**Excerpt from a dataset**:

++++++++

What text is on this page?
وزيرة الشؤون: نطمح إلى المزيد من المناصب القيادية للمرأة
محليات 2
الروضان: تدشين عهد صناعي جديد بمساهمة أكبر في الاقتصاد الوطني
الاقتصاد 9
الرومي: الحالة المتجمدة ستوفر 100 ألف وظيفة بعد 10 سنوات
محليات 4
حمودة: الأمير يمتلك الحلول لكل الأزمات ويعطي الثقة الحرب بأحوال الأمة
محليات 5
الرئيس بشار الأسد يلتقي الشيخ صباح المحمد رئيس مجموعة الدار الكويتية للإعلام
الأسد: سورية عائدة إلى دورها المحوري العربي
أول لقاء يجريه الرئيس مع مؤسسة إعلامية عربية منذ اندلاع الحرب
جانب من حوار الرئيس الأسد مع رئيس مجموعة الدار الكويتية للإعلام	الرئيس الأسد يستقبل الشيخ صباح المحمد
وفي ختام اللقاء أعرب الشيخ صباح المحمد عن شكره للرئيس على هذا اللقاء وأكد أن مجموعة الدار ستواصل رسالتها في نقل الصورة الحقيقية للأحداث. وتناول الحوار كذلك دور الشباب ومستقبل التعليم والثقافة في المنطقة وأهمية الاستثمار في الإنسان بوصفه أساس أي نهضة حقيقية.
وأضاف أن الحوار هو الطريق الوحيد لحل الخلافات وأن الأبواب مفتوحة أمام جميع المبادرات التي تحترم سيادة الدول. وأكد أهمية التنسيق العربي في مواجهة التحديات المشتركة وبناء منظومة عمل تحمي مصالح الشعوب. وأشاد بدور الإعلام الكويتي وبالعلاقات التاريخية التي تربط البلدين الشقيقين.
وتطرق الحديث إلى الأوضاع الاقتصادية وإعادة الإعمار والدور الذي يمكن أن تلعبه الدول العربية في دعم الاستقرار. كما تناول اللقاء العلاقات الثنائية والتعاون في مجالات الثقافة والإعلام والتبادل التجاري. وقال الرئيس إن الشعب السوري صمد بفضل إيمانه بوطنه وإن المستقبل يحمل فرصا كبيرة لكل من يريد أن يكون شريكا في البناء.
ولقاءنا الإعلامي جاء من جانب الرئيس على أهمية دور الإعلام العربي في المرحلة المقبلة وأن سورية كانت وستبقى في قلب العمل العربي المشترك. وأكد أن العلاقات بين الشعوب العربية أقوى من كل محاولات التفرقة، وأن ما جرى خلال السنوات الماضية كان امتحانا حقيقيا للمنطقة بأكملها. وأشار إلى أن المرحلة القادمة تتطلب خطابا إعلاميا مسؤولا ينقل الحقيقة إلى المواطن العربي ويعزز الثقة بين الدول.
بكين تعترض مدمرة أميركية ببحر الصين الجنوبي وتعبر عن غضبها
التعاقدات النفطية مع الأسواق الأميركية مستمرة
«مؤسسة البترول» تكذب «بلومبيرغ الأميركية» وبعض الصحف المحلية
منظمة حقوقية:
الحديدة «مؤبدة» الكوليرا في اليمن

++++++++

Transcribe every entry word for word.

What text is on this page?
وزيرة الشؤون: نطمح إلى المزيد من المناصب القيادية للمرأة
محليات 2
الروضان: تدشين عهد صناعي جديد بمساهمة أكبر في الاقتصاد الوطني
الاقتصاد 9
الرومي: الحالة المتجمدة ستوفر 100 ألف وظيفة بعد 10 سنوات
محليات 4
حمودة: الأمير يمتلك الحلول لكل الأزمات ويعطي الثقة الحرب بأحوال الأمة
محليات 5
الرئيس بشار الأسد يلتقي الشيخ صباح المحمد رئيس مجموعة الدار الكويتية للإعلام
الأسد: سورية عائدة إلى دورها المحوري العربي
أول لقاء يجريه الرئيس مع مؤسسة إعلامية عربية منذ اندلاع الحرب
جانب من حوار الرئيس الأسد مع رئيس مجموعة الدار الكويتية للإعلام	الرئيس الأسد يستقبل الشيخ صباح المحمد
وفي ختام اللقاء أعرب الشيخ صباح المحمد عن شكره للرئيس على هذا اللقاء وأكد أن مجموعة الدار ستواصل رسالتها في نقل الصورة الحقيقية للأحداث. وتناول الحوار كذلك دور الشباب ومستقبل التعليم والثقافة في المنطقة وأهمية الاستثمار في الإنسان بوصفه أساس أي نهضة حقيقية.
وأضاف أن الحوار هو الطريق الوحيد لحل الخلافات وأن الأبواب مفتوحة أمام جميع المبادرات التي تحترم سيادة الدول. وأكد أهمية التنسيق العربي في مواجهة التحديات المشتركة وبناء منظومة عمل تحمي مصالح الشعوب. وأشاد بدور الإعلام الكويتي وبالعلاقات التاريخية التي تربط البلدين الشقيقين.
وتطرق الحديث إلى الأوضاع الاقتصادية وإعادة الإعمار والدور الذي يمكن أن تلعبه الدول العربية في دعم الاستقرار. كما تناول اللقاء العلاقات الثنائية والتعاون في مجالات الثقافة والإعلام والتبادل التجاري. وقال الرئيس إن الشعب السوري صمد بفضل إيمانه بوطنه وإن المستقبل يحمل فرصا كبيرة لكل من يريد أن يكون شريكا في البناء.
ولقاءنا الإعلامي جاء من جانب الرئيس على أهمية دور الإعلام العربي في المرحلة المقبلة وأن سورية كانت وستبقى في قلب العمل العربي المشترك. وأكد أن العلاقات بين الشعوب العربية أقوى من كل محاولات التفرقة، وأن ما جرى خلال السنوات الماضية كان امتحانا حقيقيا للمنطقة بأكملها. وأشار إلى أن المرحلة القادمة تتطلب خطابا إعلاميا مسؤولا ينقل الحقيقة إلى المواطن العربي ويعزز الثقة بين الدول.
بكين تعترض مدمرة أميركية ببحر الصين الجنوبي وتعبر عن غضبها
التعاقدات النفطية مع الأسواق الأميركية مستمرة
«مؤسسة البترول» تكذب «بلومبيرغ الأميركية» وبعض الصحف المحلية
منظمة حقوقية:
الحديدة «مؤبدة» الكوليرا في اليمن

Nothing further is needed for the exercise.